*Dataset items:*
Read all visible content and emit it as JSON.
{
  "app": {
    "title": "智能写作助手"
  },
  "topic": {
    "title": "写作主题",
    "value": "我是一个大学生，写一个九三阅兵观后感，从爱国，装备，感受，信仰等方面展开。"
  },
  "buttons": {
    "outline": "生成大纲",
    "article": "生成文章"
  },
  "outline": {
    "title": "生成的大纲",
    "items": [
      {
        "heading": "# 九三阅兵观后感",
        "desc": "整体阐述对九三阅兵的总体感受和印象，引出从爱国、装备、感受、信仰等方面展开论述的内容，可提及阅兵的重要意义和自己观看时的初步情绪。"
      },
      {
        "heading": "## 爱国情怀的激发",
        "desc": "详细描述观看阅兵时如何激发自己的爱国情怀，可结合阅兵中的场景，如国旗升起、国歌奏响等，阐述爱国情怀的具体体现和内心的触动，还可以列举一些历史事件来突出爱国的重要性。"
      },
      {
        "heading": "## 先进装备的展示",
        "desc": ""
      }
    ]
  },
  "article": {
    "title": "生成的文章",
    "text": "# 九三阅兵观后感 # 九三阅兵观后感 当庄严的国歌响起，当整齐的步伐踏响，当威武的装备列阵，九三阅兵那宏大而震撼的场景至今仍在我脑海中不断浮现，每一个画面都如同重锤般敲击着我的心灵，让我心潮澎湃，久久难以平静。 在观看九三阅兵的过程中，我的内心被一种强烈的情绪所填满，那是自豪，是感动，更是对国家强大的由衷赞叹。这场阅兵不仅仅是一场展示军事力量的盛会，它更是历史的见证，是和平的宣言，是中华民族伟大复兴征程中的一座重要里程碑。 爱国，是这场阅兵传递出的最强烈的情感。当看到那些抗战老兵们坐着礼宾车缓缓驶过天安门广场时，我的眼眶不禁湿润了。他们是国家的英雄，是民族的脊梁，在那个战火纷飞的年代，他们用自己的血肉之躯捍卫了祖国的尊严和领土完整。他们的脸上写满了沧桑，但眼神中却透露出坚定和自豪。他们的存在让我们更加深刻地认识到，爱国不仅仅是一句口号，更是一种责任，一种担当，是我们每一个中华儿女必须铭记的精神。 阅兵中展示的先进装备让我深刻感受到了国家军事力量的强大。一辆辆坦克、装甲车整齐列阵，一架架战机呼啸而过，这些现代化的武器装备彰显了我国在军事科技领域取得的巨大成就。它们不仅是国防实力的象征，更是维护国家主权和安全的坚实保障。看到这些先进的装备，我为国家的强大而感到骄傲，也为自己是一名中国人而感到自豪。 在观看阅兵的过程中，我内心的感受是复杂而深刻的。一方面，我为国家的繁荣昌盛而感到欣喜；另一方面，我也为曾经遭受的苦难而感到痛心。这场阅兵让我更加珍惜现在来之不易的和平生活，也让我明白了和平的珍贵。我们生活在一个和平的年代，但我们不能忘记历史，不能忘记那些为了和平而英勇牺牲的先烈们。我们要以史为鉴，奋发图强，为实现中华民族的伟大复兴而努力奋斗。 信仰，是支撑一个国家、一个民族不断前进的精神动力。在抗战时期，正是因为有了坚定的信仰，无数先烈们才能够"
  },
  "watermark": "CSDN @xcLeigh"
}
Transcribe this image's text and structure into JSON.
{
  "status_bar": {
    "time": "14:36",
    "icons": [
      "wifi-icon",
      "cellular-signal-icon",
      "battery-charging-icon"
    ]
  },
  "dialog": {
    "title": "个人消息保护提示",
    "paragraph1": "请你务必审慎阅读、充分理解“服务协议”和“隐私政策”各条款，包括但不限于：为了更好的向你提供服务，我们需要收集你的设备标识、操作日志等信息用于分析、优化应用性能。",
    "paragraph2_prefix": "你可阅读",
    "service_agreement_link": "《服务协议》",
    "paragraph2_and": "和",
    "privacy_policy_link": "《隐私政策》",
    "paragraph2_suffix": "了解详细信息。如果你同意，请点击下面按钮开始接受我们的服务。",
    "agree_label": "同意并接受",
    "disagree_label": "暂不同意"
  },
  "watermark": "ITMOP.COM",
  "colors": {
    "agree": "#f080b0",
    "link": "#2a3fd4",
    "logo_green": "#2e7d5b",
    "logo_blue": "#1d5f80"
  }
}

*TASK DESCRIPTION:* Return all of the entries exactly as they were supplied.

*FINAL RESULT:*
Read all visible content and emit it as JSON.
{
  "app": {
    "title": "智能写作助手"
  },
  "topic": {
    "title": "写作主题",
    "value": "我是一个大学生，写一个九三阅兵观后感，从爱国，装备，感受，信仰等方面展开。"
  },
  "buttons": {
    "outline": "生成大纲",
    "article": "生成文章"
  },
  "outline": {
    "title": "生成的大纲",
    "items": [
      {
        "heading": "# 九三阅兵观后感",
        "desc": "整体阐述对九三阅兵的总体感受和印象，引出从爱国、装备、感受、信仰等方面展开论述的内容，可提及阅兵的重要意义和自己观看时的初步情绪。"
      },
      {
        "heading": "## 爱国情怀的激发",
        "desc": "详细描述观看阅兵时如何激发自己的爱国情怀，可结合阅兵中的场景，如国旗升起、国歌奏响等，阐述爱国情怀的具体体现和内心的触动，还可以列举一些历史事件来突出爱国的重要性。"
      },
      {
        "heading": "## 先进装备的展示",
        "desc": ""
      }
    ]
  },
  "article": {
    "title": "生成的文章",
    "text": "# 九三阅兵观后感 # 九三阅兵观后感 当庄严的国歌响起，当整齐的步伐踏响，当威武的装备列阵，九三阅兵那宏大而震撼的场景至今仍在我脑海中不断浮现，每一个画面都如同重锤般敲击着我的心灵，让我心潮澎湃，久久难以平静。 在观看九三阅兵的过程中，我的内心被一种强烈的情绪所填满，那是自豪，是感动，更是对国家强大的由衷赞叹。这场阅兵不仅仅是一场展示军事力量的盛会，它更是历史的见证，是和平的宣言，是中华民族伟大复兴征程中的一座重要里程碑。 爱国，是这场阅兵传递出的最强烈的情感。当看到那些抗战老兵们坐着礼宾车缓缓驶过天安门广场时，我的眼眶不禁湿润了。他们是国家的英雄，是民族的脊梁，在那个战火纷飞的年代，他们用自己的血肉之躯捍卫了祖国的尊严和领土完整。他们的脸上写满了沧桑，但眼神中却透露出坚定和自豪。他们的存在让我们更加深刻地认识到，爱国不仅仅是一句口号，更是一种责任，一种担当，是我们每一个中华儿女必须铭记的精神。 阅兵中展示的先进装备让我深刻感受到了国家军事力量的强大。一辆辆坦克、装甲车整齐列阵，一架架战机呼啸而过，这些现代化的武器装备彰显了我国在军事科技领域取得的巨大成就。它们不仅是国防实力的象征，更是维护国家主权和安全的坚实保障。看到这些先进的装备，我为国家的强大而感到骄傲，也为自己是一名中国人而感到自豪。 在观看阅兵的过程中，我内心的感受是复杂而深刻的。一方面，我为国家的繁荣昌盛而感到欣喜；另一方面，我也为曾经遭受的苦难而感到痛心。这场阅兵让我更加珍惜现在来之不易的和平生活，也让我明白了和平的珍贵。我们生活在一个和平的年代，但我们不能忘记历史，不能忘记那些为了和平而英勇牺牲的先烈们。我们要以史为鉴，奋发图强，为实现中华民族的伟大复兴而努力奋斗。 信仰，是支撑一个国家、一个民族不断前进的精神动力。在抗战时期，正是因为有了坚定的信仰，无数先烈们才能够"
  },
  "watermark": "CSDN @xcLeigh"
}
Transcribe this image's text and structure into JSON.
{
  "status_bar": {
    "time": "14:36",
    "icons": [
      "wifi-icon",
      "cellular-signal-icon",
      "battery-charging-icon"
    ]
  },
  "dialog": {
    "title": "个人消息保护提示",
    "paragraph1": "请你务必审慎阅读、充分理解“服务协议”和“隐私政策”各条款，包括但不限于：为了更好的向你提供服务，我们需要收集你的设备标识、操作日志等信息用于分析、优化应用性能。",
    "paragraph2_prefix": "你可阅读",
    "service_agreement_link": "《服务协议》",
    "paragraph2_and": "和",
    "privacy_policy_link": "《隐私政策》",
    "paragraph2_suffix": "了解详细信息。如果你同意，请点击下面按钮开始接受我们的服务。",
    "agree_label": "同意并接受",
    "disagree_label": "暂不同意"
  },
  "watermark": "ITMOP.COM",
  "colors": {
    "agree": "#f080b0",
    "link": "#2a3fd4",
    "logo_green": "#2e7d5b",
    "logo_blue": "#1d5f80"
  }
}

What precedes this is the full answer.